REQUIRED TASK – Count how many lines contain "group" and reply with that number only.

### GIVEN DATA ###

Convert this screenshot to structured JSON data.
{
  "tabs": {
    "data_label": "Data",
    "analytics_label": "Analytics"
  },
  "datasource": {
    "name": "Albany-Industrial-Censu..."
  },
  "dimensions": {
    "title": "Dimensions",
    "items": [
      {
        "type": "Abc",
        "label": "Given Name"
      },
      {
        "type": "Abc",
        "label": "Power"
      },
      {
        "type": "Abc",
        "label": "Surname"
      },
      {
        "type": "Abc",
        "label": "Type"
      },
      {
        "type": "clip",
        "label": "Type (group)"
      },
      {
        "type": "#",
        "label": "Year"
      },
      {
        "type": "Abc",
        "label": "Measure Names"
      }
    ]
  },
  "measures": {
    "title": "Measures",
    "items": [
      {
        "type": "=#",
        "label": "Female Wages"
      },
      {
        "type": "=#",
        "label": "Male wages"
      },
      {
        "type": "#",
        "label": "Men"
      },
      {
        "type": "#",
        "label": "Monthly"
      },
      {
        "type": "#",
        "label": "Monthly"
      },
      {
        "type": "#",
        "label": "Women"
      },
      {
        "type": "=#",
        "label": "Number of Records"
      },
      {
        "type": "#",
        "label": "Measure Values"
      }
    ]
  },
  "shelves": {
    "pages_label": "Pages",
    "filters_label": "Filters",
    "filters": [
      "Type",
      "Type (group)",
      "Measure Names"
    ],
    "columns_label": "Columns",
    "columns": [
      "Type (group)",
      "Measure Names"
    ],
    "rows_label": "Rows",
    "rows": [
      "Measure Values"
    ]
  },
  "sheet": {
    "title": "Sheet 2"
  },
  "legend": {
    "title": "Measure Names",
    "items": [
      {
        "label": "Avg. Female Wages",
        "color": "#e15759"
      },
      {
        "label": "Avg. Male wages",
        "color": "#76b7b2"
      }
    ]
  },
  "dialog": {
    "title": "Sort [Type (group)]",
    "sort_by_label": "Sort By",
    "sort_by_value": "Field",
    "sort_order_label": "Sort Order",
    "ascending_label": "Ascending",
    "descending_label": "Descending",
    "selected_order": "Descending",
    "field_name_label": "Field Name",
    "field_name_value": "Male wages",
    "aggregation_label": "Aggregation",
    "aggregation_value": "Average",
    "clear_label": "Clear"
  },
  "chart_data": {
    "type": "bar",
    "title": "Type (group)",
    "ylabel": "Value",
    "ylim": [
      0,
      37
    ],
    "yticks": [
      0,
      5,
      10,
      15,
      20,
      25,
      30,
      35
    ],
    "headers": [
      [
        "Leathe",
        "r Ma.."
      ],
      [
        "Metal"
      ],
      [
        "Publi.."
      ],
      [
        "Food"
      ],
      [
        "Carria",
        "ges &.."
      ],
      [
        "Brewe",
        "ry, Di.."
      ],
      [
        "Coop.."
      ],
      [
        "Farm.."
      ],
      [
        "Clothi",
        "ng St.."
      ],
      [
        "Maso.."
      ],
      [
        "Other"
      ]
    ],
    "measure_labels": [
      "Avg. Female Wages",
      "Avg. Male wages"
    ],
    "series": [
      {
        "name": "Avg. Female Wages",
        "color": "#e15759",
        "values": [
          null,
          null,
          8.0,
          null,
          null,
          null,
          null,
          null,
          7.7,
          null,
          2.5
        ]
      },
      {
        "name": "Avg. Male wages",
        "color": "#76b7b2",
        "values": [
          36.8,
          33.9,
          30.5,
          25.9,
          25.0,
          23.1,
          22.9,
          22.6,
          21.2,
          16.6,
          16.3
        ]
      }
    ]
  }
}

###

SOLUTION TO THIS EXERCISE – 5